*WHAT TO PRODUCE*. Please give every line of the material below as a Markdown table with the columns Row and Line, numbering the rows in order and leaving out blank lines.

*Stored items*.
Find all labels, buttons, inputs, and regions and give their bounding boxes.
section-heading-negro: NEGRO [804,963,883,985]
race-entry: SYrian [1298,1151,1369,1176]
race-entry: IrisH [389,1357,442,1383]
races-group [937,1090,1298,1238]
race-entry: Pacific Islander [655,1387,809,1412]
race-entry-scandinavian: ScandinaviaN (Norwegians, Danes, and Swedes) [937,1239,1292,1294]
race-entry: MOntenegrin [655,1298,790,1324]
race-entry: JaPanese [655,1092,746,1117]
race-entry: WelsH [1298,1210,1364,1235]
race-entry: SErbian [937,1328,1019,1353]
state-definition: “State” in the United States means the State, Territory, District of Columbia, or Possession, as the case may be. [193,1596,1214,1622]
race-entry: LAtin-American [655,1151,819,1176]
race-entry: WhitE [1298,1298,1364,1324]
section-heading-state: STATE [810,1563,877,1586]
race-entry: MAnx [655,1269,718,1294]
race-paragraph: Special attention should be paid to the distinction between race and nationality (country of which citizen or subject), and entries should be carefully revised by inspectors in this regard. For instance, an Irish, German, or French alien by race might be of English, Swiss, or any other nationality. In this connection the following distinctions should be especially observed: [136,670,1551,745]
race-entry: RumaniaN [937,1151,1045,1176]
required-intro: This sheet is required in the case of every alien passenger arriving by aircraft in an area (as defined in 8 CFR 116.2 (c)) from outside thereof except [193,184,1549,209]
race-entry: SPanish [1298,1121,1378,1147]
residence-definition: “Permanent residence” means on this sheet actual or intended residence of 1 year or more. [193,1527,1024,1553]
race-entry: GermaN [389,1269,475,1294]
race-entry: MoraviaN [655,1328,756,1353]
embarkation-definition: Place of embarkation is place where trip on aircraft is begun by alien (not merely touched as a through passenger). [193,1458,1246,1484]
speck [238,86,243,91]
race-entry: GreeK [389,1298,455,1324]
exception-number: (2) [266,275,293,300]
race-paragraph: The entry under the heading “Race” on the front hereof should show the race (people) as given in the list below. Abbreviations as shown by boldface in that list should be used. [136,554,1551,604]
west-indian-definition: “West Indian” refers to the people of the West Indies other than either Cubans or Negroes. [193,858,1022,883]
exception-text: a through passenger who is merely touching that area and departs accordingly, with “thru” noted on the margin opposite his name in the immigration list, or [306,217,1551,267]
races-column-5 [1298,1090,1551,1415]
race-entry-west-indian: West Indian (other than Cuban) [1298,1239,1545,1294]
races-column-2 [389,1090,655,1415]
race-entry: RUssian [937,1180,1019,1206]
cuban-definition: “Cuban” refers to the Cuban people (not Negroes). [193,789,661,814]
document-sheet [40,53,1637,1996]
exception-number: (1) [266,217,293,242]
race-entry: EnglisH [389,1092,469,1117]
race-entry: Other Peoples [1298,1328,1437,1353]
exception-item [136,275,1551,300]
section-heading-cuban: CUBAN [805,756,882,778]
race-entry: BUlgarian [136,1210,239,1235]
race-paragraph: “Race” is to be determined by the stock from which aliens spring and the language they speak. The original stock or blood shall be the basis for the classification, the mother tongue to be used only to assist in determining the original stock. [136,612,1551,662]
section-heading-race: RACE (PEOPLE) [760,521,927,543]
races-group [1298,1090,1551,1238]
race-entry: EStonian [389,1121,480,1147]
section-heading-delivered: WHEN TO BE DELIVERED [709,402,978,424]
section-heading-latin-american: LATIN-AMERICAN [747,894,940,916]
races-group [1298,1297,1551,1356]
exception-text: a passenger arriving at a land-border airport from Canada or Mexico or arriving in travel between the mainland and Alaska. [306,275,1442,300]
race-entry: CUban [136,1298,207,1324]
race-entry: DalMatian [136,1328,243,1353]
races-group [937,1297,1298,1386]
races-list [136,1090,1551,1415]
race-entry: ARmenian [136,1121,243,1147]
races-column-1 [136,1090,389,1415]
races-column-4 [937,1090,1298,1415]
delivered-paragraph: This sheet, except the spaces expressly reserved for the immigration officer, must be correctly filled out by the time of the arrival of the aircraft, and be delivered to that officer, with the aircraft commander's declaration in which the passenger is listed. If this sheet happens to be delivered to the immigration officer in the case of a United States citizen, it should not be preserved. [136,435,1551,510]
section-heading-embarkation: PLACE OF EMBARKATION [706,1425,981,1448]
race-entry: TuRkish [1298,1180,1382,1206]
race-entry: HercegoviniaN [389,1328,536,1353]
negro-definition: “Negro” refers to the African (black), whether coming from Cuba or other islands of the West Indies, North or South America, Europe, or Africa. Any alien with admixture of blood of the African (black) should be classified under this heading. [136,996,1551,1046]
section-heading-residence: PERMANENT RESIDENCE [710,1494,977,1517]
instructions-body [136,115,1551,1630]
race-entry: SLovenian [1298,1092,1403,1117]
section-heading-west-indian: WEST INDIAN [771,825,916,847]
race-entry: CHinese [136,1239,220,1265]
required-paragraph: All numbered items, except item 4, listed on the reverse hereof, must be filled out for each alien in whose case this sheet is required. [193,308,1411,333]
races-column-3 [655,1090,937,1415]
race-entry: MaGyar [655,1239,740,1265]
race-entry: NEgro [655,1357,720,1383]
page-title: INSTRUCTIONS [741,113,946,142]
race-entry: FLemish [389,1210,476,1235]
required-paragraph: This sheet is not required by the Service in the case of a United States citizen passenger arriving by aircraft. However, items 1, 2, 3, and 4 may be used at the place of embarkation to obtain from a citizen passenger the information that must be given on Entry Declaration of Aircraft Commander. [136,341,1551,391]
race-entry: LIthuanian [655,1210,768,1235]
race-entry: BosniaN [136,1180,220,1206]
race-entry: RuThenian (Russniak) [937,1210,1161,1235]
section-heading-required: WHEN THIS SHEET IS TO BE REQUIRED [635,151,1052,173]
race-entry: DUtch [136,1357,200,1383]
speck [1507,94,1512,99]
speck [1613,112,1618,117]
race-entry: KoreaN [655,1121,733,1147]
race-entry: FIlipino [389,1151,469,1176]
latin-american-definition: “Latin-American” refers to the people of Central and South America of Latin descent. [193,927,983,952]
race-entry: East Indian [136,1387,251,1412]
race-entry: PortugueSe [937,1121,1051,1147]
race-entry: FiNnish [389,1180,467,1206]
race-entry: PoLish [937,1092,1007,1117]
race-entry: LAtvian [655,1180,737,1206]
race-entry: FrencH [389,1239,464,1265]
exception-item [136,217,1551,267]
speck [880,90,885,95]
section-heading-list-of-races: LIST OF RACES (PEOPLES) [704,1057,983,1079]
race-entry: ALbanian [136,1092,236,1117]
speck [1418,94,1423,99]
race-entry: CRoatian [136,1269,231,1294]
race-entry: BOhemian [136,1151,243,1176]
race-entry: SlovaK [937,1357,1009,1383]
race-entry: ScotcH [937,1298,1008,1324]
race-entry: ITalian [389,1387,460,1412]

*EXERCISE ANSWER*.
| Row | Line |
|---|---|
| 1 | Find all labels, buttons, inputs, and regions and give their bounding boxes. |
| 2 | section-heading-negro: NEGRO [804,963,883,985] |
| 3 | race-entry: SYrian [1298,1151,1369,1176] |
| 4 | race-entry: IrisH [389,1357,442,1383] |
| 5 | races-group [937,1090,1298,1238] |
| 6 | race-entry: Pacific Islander [655,1387,809,1412] |
| 7 | race-entry-scandinavian: ScandinaviaN (Norwegians, Danes, and Swedes) [937,1239,1292,1294] |
| 8 | race-entry: MOntenegrin [655,1298,790,1324] |
| 9 | race-entry: JaPanese [655,1092,746,1117] |
| 10 | race-entry: WelsH [1298,1210,1364,1235] |
| 11 | race-entry: SErbian [937,1328,1019,1353] |
| 12 | state-definition: “State” in the United States means the State, Territory, District of Columbia, or Possession, as the case may be. [193,1596,1214,1622] |
| 13 | race-entry: LAtin-American [655,1151,819,1176] |
| 14 | race-entry: WhitE [1298,1298,1364,1324] |
| 15 | section-heading-state: STATE [810,1563,877,1586] |
| 16 | race-entry: MAnx [655,1269,718,1294] |
| 17 | race-paragraph: Special attention should be paid to the distinction between race and nationality (country of which citizen or subject), and entries should be carefully revised by inspectors in this regard. For instance, an Irish, German, or French alien by race might be of English, Swiss, or any other nationality. In this connection the following distinctions should be especially observed: [136,670,1551,745] |
| 18 | race-entry: RumaniaN [937,1151,1045,1176] |
| 19 | required-intro: This sheet is required in the case of every alien passenger arriving by aircraft in an area (as defined in 8 CFR 116.2 (c)) from outside thereof except [193,184,1549,209] |
| 20 | race-entry: SPanish [1298,1121,1378,1147] |
| 21 | residence-definition: “Permanent residence” means on this sheet actual or intended residence of 1 year or more. [193,1527,1024,1553] |
| 22 | race-entry: GermaN [389,1269,475,1294] |
| 23 | race-entry: MoraviaN [655,1328,756,1353] |
| 24 | embarkation-definition: Place of embarkation is place where trip on aircraft is begun by alien (not merely touched as a through passenger). [193,1458,1246,1484] |
| 25 | speck [238,86,243,91] |
| 26 | race-entry: GreeK [389,1298,455,1324] |
| 27 | exception-number: (2) [266,275,293,300] |
| 28 | race-paragraph: The entry under the heading “Race” on the front hereof should show the race (people) as given in the list below. Abbreviations as shown by boldface in that list should be used. [136,554,1551,604] |
| 29 | west-indian-definition: “West Indian” refers to the people of the West Indies other than either Cubans or Negroes. [193,858,1022,883] |
| 30 | exception-text: a through passenger who is merely touching that area and departs accordingly, with “thru” noted on the margin opposite his name in the immigration list, or [306,217,1551,267] |
| 31 | races-column-5 [1298,1090,1551,1415] |
| 32 | race-entry-west-indian: West Indian (other than Cuban) [1298,1239,1545,1294] |
| 33 | races-column-2 [389,1090,655,1415] |
| 34 | race-entry: RUssian [937,1180,1019,1206] |
| 35 | cuban-definition: “Cuban” refers to the Cuban people (not Negroes). [193,789,661,814] |
| 36 | document-sheet [40,53,1637,1996] |
| 37 | exception-number: (1) [266,217,293,242] |
| 38 | race-entry: EnglisH [389,1092,469,1117] |
| 39 | race-entry: Other Peoples [1298,1328,1437,1353] |
| 40 | exception-item [136,275,1551,300] |
| 41 | section-heading-cuban: CUBAN [805,756,882,778] |
| 42 | race-entry: BUlgarian [136,1210,239,1235] |
| 43 | race-paragraph: “Race” is to be determined by the stock from which aliens spring and the language they speak. The original stock or blood shall be the basis for the classification, the mother tongue to be used only to assist in determining the original stock. [136,612,1551,662] |
| 44 | section-heading-race: RACE (PEOPLE) [760,521,927,543] |
| 45 | races-group [1298,1090,1551,1238] |
| 46 | race-entry: EStonian [389,1121,480,1147] |
| 47 | section-heading-delivered: WHEN TO BE DELIVERED [709,402,978,424] |
| 48 | section-heading-latin-american: LATIN-AMERICAN [747,894,940,916] |
| 49 | races-group [1298,1297,1551,1356] |
| 50 | exception-text: a passenger arriving at a land-border airport from Canada or Mexico or arriving in travel between the mainland and Alaska. [306,275,1442,300] |
| 51 | race-entry: CUban [136,1298,207,1324] |
| 52 | race-entry: DalMatian [136,1328,243,1353] |
| 53 | races-group [937,1297,1298,1386] |
| 54 | races-list [136,1090,1551,1415] |
| 55 | race-entry: ARmenian [136,1121,243,1147] |
| 56 | races-column-1 [136,1090,389,1415] |
| 57 | races-column-4 [937,1090,1298,1415] |
| 58 | delivered-paragraph: This sheet, except the spaces expressly reserved for the immigration officer, must be correctly filled out by the time of the arrival of the aircraft, and be delivered to that officer, with the aircraft commander's declaration in which the passenger is listed. If this sheet happens to be delivered to the immigration officer in the case of a United States citizen, it should not be preserved. [136,435,1551,510] |
| 59 | section-heading-embarkation: PLACE OF EMBARKATION [706,1425,981,1448] |
| 60 | race-entry: TuRkish [1298,1180,1382,1206] |
| 61 | race-entry: HercegoviniaN [389,1328,536,1353] |
| 62 | negro-definition: “Negro” refers to the African (black), whether coming from Cuba or other islands of the West Indies, North or South America, Europe, or Africa. Any alien with admixture of blood of the African (black) should be classified under this heading. [136,996,1551,1046] |
| 63 | section-heading-residence: PERMANENT RESIDENCE [710,1494,977,1517] |
| 64 | instructions-body [136,115,1551,1630] |
| 65 | race-entry: SLovenian [1298,1092,1403,1117] |
| 66 | section-heading-west-indian: WEST INDIAN [771,825,916,847] |
| 67 | race-entry: CHinese [136,1239,220,1265] |
| 68 | required-paragraph: All numbered items, except item 4, listed on the reverse hereof, must be filled out for each alien in whose case this sheet is required. [193,308,1411,333] |
| 69 | races-column-3 [655,1090,937,1415] |
| 70 | race-entry: MaGyar [655,1239,740,1265] |
| 71 | race-entry: NEgro [655,1357,720,1383] |
| 72 | page-title: INSTRUCTIONS [741,113,946,142] |
| 73 | race-entry: FLemish [389,1210,476,1235] |
| 74 | required-paragraph: This sheet is not required by the Service in the case of a United States citizen passenger arriving by aircraft. However, items 1, 2, 3, and 4 may be used at the place of embarkation to obtain from a citizen passenger the information that must be given on Entry Declaration of Aircraft Commander. [136,341,1551,391] |
| 75 | race-entry: LIthuanian [655,1210,768,1235] |
| 76 | race-entry: BosniaN [136,1180,220,1206] |
| 77 | race-entry: RuThenian (Russniak) [937,1210,1161,1235] |
| 78 | section-heading-required: WHEN THIS SHEET IS TO BE REQUIRED [635,151,1052,173] |
| 79 | race-entry: DUtch [136,1357,200,1383] |
| 80 | speck [1507,94,1512,99] |
| 81 | speck [1613,112,1618,117] |
| 82 | race-entry: KoreaN [655,1121,733,1147] |
| 83 | race-entry: FIlipino [389,1151,469,1176] |
| 84 | latin-american-definition: “Latin-American” refers to the people of Central and South America of Latin descent. [193,927,983,952] |
| 85 | race-entry: East Indian [136,1387,251,1412] |
| 86 | race-entry: PortugueSe [937,1121,1051,1147] |
| 87 | race-entry: FiNnish [389,1180,467,1206] |
| 88 | race-entry: PoLish [937,1092,1007,1117] |
| 89 | race-entry: LAtvian [655,1180,737,1206] |
| 90 | race-entry: FrencH [389,1239,464,1265] |
| 91 | exception-item [136,217,1551,267] |
| 92 | speck [880,90,885,95] |
| 93 | section-heading-list-of-races: LIST OF RACES (PEOPLES) [704,1057,983,1079] |
| 94 | race-entry: ALbanian [136,1092,236,1117] |
| 95 | speck [1418,94,1423,99] |
| 96 | race-entry: CRoatian [136,1269,231,1294] |
| 97 | race-entry: BOhemian [136,1151,243,1176] |
| 98 | race-entry: SlovaK [937,1357,1009,1383] |
| 99 | race-entry: ScotcH [937,1298,1008,1324] |
| 100 | race-entry: ITalian [389,1387,460,1412] |